-- The records start --

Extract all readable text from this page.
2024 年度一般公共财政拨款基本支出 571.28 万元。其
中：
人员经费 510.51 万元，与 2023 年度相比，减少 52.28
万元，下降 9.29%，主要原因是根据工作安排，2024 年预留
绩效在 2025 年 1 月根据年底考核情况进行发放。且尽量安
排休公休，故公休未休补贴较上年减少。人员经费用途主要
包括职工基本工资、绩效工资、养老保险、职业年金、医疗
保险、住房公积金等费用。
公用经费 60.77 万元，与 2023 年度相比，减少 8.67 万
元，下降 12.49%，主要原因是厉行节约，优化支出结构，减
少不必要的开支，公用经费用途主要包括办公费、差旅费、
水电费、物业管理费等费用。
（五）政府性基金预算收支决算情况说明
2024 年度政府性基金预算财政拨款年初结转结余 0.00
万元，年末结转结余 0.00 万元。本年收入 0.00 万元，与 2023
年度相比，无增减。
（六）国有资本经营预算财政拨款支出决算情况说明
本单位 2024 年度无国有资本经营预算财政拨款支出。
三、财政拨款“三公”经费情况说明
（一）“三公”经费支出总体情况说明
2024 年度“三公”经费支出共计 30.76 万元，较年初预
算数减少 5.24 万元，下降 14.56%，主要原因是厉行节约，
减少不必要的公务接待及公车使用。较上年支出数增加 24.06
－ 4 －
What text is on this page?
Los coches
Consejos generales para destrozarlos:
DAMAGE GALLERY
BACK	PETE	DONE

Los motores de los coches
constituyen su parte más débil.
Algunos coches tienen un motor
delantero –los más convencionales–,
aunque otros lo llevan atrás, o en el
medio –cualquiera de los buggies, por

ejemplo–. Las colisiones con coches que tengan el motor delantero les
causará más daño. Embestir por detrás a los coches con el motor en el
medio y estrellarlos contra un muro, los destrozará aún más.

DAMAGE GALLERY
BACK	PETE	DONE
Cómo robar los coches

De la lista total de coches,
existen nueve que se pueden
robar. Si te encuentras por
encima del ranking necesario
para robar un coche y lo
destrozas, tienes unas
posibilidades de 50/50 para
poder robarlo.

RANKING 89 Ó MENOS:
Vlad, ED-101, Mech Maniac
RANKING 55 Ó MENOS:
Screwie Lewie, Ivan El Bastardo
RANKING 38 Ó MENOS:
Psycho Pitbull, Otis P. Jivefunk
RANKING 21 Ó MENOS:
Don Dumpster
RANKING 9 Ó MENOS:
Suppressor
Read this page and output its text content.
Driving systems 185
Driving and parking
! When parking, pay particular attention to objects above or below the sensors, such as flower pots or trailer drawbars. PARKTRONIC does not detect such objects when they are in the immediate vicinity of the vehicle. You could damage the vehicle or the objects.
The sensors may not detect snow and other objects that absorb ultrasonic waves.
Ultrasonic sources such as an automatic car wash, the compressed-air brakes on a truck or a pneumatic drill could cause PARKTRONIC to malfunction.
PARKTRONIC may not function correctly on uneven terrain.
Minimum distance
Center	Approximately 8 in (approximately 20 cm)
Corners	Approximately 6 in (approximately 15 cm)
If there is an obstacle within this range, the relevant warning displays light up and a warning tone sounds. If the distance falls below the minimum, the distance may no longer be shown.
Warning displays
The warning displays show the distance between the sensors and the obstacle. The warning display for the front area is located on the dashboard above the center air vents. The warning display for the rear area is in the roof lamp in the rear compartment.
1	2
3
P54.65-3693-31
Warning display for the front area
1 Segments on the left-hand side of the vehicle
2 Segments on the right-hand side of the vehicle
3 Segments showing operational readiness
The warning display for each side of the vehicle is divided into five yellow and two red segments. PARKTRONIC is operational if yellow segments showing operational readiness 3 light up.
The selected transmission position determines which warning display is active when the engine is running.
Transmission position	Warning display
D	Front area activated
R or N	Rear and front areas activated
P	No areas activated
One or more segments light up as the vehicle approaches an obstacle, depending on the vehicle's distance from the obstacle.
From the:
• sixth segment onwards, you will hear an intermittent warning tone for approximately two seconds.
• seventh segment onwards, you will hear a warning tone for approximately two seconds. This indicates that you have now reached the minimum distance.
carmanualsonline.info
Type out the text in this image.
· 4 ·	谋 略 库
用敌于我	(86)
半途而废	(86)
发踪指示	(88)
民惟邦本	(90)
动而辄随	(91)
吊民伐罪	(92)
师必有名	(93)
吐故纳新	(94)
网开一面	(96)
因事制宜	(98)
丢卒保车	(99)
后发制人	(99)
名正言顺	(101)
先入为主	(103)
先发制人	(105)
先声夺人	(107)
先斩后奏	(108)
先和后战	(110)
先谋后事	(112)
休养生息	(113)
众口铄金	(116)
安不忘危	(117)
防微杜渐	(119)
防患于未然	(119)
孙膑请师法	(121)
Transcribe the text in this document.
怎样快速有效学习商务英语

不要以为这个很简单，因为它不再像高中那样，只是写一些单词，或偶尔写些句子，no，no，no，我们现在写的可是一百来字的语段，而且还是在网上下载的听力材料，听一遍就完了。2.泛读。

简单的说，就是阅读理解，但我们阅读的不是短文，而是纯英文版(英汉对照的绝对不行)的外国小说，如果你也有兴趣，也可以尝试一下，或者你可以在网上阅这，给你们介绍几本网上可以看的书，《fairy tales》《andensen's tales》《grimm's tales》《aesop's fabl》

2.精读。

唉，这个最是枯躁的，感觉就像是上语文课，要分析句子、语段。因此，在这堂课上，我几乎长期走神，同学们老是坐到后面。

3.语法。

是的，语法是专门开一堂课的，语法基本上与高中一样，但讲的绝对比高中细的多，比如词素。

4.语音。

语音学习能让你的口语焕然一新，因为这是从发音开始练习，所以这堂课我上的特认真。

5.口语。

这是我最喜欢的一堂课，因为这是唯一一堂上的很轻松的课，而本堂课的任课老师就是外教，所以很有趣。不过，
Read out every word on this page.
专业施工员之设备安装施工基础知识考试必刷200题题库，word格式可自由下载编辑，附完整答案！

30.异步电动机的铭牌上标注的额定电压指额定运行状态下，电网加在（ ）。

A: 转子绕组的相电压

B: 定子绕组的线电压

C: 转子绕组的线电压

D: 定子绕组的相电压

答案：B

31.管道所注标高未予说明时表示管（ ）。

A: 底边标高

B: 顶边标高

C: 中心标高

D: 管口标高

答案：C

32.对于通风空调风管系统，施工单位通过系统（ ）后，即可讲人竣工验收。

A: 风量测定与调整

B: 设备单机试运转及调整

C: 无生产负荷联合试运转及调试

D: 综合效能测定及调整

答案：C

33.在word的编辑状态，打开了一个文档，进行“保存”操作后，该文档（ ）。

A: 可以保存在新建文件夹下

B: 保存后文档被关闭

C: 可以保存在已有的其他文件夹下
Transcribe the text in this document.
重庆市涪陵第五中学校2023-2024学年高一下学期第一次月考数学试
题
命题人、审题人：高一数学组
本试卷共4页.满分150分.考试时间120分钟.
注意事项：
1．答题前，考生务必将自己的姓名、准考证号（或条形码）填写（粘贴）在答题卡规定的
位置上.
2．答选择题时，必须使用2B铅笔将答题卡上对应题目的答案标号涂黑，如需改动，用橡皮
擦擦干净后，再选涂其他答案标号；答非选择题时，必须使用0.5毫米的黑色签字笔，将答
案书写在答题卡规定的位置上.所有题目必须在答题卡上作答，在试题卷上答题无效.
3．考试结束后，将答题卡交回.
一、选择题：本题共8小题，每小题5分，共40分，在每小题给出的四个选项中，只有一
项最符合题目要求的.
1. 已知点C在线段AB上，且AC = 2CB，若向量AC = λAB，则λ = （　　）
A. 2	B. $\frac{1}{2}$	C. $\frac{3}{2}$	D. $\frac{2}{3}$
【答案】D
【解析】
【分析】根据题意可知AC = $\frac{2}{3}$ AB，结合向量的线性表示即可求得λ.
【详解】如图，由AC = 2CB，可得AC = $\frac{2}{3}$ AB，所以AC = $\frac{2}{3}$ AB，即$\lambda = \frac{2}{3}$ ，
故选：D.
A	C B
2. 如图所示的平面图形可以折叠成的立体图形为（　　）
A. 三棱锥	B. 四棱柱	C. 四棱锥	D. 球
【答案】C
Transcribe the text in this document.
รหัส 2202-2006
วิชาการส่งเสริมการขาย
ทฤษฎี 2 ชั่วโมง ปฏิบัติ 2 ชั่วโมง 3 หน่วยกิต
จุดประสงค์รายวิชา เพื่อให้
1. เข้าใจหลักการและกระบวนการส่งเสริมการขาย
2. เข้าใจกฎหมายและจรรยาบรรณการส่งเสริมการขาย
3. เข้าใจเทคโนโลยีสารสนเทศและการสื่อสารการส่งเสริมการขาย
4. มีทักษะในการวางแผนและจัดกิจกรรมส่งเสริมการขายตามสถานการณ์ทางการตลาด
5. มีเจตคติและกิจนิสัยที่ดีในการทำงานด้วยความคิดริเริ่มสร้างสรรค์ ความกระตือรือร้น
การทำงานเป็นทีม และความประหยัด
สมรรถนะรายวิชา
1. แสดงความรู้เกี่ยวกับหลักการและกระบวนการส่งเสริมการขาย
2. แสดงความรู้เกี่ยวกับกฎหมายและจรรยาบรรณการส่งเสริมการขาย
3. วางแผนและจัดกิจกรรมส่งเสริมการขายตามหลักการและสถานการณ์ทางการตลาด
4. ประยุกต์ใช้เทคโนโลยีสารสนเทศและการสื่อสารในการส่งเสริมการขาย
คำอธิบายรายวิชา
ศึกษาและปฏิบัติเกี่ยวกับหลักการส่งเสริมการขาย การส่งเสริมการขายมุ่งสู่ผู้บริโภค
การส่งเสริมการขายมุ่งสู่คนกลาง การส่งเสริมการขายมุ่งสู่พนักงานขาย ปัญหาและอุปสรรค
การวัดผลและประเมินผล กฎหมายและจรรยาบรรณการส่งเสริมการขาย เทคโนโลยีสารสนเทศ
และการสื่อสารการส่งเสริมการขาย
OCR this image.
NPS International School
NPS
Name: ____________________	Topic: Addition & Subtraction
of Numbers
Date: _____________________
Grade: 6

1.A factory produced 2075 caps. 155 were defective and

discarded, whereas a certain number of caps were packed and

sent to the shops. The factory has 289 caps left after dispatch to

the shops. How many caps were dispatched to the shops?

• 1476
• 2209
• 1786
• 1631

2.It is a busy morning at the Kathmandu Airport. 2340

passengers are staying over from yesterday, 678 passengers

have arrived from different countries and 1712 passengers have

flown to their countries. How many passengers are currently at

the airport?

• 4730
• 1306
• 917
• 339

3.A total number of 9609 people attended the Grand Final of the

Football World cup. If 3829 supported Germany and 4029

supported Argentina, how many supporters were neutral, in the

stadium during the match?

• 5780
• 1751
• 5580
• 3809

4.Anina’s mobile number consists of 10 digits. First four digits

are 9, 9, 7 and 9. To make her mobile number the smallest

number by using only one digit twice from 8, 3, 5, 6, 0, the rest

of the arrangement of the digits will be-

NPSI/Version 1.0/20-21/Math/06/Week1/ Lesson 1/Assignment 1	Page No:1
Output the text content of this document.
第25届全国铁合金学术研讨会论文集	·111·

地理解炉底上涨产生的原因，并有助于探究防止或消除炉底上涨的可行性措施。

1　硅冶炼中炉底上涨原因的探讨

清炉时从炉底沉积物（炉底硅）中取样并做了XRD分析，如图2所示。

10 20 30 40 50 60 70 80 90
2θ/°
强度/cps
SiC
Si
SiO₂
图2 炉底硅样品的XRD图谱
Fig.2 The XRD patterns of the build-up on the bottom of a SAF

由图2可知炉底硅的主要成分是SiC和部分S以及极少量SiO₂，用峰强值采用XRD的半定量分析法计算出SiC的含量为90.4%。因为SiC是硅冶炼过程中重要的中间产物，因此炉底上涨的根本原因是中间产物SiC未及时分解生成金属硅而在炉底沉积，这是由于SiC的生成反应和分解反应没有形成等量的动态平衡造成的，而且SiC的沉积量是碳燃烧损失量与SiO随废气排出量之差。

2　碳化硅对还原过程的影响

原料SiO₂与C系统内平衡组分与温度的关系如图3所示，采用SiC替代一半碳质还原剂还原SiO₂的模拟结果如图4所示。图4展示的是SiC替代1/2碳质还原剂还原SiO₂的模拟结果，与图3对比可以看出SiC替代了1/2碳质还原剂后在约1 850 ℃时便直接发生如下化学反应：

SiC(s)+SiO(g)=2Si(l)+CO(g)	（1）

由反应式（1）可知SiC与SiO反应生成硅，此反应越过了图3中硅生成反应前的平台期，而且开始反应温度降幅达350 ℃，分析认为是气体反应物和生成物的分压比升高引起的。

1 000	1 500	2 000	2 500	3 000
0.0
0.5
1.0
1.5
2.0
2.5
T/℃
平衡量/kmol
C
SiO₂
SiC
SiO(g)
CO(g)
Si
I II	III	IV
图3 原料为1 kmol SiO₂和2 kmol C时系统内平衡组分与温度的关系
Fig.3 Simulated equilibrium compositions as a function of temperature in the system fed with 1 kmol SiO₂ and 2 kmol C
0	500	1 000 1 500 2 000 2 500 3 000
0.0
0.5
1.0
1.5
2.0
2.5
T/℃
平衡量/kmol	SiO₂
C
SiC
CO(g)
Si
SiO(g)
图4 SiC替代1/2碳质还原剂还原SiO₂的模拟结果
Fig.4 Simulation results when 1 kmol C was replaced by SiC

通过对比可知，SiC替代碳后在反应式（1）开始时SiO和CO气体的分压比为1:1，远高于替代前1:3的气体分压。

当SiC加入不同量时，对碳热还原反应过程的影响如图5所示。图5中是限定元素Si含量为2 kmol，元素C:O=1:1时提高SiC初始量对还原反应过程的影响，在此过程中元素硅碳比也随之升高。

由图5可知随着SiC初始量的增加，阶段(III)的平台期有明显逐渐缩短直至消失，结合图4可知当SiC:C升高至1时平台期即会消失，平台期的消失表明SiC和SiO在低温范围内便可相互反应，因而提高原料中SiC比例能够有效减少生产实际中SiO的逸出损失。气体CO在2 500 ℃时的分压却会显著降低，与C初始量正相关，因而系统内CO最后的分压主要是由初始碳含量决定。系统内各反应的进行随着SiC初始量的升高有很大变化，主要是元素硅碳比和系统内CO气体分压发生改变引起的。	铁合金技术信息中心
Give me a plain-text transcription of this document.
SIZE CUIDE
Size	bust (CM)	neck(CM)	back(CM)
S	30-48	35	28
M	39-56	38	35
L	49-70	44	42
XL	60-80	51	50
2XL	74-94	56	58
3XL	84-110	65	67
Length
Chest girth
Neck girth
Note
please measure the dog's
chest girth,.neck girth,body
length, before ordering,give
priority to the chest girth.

-- The records end --

■ What the exercise asks
Filter for "showing". Return all lines that hold it.

■ Result below
3 Segments showing operational readiness
The warning display for each side of the vehicle is divided into five yellow and two red segments. PARKTRONIC is operational if yellow segments showing operational readiness 3 light up.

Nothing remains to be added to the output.